# start of Data extract

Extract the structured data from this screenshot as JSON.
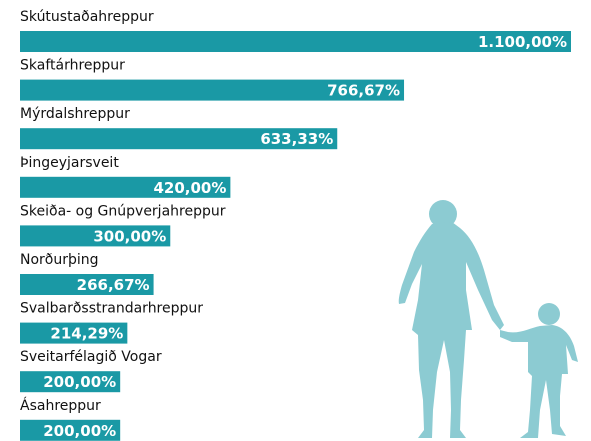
{
  "chart_data": {
    "type": "bar",
    "orientation": "horizontal",
    "categories": [
      "Skútustaðahreppur",
      "Skaftárhreppur",
      "Mýrdalshreppur",
      "Þingeyjarsveit",
      "Skeiða- og Gnúpverjahreppur",
      "Norðurþing",
      "Svalbarðsstrandarhreppur",
      "Sveitarfélagið Vogar",
      "Ásahreppur"
    ],
    "values": [
      1100,
      766.67,
      633.33,
      420,
      300,
      266.67,
      214.29,
      200,
      200
    ],
    "value_labels": [
      "1.100,00%",
      "766,67%",
      "633,33%",
      "420,00%",
      "300,00%",
      "266,67%",
      "214,29%",
      "200,00%",
      "200,00%"
    ],
    "color": "#1a99a5"
  }
}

# end of Data extract

Print every entry above again without changing a word, and omit the pictures.

Extract the structured data from this screenshot as JSON.
{
  "chart_data": {
    "type": "bar",
    "orientation": "horizontal",
    "categories": [
      "Skútustaðahreppur",
      "Skaftárhreppur",
      "Mýrdalshreppur",
      "Þingeyjarsveit",
      "Skeiða- og Gnúpverjahreppur",
      "Norðurþing",
      "Svalbarðsstrandarhreppur",
      "Sveitarfélagið Vogar",
      "Ásahreppur"
    ],
    "values": [
      1100,
      766.67,
      633.33,
      420,
      300,
      266.67,
      214.29,
      200,
      200
    ],
    "value_labels": [
      "1.100,00%",
      "766,67%",
      "633,33%",
      "420,00%",
      "300,00%",
      "266,67%",
      "214,29%",
      "200,00%",
      "200,00%"
    ],
    "color": "#1a99a5"
  }
}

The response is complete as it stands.